● Objective
Read the lines that follow and tally those with the word "name"; give the number and nothing else.

-- START OF Input for this task --

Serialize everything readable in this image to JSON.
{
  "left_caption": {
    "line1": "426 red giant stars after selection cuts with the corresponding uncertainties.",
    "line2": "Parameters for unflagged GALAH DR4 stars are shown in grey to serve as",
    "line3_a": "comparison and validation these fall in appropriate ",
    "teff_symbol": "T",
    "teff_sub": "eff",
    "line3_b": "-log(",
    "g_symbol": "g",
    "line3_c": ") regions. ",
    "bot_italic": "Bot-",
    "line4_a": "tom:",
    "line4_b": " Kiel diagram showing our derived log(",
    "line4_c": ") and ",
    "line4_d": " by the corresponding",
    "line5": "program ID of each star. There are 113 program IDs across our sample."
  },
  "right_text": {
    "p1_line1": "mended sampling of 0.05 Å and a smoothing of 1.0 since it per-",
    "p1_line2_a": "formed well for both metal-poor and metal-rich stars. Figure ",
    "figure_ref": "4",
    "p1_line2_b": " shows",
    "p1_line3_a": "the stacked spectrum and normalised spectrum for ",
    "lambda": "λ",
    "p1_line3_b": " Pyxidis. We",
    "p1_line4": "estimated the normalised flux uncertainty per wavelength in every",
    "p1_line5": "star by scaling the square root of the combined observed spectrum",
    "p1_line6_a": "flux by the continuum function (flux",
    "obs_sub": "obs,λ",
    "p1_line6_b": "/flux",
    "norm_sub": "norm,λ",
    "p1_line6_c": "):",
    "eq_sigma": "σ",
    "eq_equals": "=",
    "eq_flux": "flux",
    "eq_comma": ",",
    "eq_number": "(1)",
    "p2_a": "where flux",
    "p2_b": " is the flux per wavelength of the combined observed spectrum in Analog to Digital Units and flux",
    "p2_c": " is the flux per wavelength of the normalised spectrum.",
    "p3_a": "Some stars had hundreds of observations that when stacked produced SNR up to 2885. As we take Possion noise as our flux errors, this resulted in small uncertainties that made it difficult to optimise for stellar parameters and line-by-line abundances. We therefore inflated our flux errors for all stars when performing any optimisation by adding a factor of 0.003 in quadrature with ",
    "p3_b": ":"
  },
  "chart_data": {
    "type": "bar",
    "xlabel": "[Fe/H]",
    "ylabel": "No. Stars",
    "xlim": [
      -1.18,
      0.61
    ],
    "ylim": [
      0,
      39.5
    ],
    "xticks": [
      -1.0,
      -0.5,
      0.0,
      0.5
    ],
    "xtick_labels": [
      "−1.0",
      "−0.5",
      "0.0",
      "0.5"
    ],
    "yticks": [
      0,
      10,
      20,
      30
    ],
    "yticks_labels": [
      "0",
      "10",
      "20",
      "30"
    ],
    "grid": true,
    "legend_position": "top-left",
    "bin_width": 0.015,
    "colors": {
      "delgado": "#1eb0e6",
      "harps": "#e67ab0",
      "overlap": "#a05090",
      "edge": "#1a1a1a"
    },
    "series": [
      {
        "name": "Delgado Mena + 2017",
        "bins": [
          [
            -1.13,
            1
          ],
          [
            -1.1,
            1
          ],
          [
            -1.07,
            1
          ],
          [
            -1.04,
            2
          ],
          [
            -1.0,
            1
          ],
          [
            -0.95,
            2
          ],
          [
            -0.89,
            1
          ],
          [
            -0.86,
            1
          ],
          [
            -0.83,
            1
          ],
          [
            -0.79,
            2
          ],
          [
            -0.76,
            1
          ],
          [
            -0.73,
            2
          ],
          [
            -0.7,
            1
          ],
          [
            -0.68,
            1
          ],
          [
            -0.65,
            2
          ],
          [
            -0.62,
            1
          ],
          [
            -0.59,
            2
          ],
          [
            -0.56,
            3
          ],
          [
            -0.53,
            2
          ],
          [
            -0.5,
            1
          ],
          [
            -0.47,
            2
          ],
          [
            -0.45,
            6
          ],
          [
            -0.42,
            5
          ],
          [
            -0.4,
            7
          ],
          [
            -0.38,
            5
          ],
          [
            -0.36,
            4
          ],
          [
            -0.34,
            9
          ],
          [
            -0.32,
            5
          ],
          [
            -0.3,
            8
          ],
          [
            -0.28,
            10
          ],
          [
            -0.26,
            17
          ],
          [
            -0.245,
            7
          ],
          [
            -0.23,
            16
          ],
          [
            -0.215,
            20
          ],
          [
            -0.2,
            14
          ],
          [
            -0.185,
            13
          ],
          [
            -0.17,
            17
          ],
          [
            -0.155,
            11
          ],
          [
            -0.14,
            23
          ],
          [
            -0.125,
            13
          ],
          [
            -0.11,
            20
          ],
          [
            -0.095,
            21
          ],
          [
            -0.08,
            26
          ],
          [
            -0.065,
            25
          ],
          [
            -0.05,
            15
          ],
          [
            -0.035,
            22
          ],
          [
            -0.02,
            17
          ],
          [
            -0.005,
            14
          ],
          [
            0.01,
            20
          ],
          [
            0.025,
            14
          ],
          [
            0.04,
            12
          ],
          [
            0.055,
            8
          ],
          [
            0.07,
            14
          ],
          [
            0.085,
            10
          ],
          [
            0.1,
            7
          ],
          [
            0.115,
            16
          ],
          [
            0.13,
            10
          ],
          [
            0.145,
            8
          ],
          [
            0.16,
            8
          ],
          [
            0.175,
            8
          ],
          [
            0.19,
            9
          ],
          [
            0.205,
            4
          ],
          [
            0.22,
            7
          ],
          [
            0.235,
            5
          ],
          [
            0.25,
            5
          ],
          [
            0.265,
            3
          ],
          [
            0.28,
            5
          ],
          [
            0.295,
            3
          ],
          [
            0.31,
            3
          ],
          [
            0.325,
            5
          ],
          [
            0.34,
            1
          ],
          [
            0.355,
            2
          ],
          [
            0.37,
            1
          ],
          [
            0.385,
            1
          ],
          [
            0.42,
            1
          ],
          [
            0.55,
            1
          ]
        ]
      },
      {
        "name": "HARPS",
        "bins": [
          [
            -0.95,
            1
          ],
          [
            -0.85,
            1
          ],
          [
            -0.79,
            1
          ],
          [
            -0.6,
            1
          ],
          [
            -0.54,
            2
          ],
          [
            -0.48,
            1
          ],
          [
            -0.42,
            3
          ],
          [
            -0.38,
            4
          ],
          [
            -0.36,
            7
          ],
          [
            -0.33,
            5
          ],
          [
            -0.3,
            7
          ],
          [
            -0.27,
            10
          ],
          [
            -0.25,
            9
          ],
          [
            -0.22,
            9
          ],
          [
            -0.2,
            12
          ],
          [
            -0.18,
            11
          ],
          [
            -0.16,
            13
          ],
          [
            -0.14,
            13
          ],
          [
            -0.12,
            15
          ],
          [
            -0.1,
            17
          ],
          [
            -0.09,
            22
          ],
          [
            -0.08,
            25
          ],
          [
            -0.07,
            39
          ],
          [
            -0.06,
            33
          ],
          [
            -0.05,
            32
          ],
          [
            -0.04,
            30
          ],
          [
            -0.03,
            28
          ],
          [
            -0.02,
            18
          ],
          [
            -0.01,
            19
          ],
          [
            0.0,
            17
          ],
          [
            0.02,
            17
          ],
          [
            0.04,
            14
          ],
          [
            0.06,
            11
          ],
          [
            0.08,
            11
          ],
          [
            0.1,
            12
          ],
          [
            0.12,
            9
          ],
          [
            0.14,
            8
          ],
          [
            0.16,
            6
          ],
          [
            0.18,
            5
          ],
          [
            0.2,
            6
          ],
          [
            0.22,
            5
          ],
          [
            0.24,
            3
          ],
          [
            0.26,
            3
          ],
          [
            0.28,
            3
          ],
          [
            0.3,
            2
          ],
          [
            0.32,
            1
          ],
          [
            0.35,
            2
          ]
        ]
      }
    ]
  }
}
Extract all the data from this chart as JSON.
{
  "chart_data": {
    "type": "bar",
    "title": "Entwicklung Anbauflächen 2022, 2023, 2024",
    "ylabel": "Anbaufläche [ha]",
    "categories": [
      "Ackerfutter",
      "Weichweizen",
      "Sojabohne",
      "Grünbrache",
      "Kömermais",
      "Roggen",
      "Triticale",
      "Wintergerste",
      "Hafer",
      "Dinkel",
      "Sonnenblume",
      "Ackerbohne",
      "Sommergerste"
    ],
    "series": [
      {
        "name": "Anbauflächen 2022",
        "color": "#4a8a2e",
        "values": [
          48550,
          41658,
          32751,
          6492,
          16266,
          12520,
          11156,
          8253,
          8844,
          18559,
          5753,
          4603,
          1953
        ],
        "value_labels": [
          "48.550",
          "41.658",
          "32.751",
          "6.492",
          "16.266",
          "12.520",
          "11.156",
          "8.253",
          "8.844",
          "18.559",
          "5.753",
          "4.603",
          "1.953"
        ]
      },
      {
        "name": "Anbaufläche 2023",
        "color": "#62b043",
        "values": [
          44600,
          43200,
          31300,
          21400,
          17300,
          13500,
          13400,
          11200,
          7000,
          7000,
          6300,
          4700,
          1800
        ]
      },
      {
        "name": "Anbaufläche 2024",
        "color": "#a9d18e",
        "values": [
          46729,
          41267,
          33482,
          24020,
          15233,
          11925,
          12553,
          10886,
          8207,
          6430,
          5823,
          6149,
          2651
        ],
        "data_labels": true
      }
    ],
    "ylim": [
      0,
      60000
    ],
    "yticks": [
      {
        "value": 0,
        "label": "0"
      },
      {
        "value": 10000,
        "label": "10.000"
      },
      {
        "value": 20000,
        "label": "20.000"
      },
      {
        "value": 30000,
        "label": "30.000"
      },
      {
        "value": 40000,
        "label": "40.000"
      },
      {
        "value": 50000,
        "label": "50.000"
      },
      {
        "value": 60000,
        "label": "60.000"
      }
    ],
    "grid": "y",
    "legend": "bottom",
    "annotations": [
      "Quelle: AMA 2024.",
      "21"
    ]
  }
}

-- END OF Input for this task --

● Solution for this exercise
5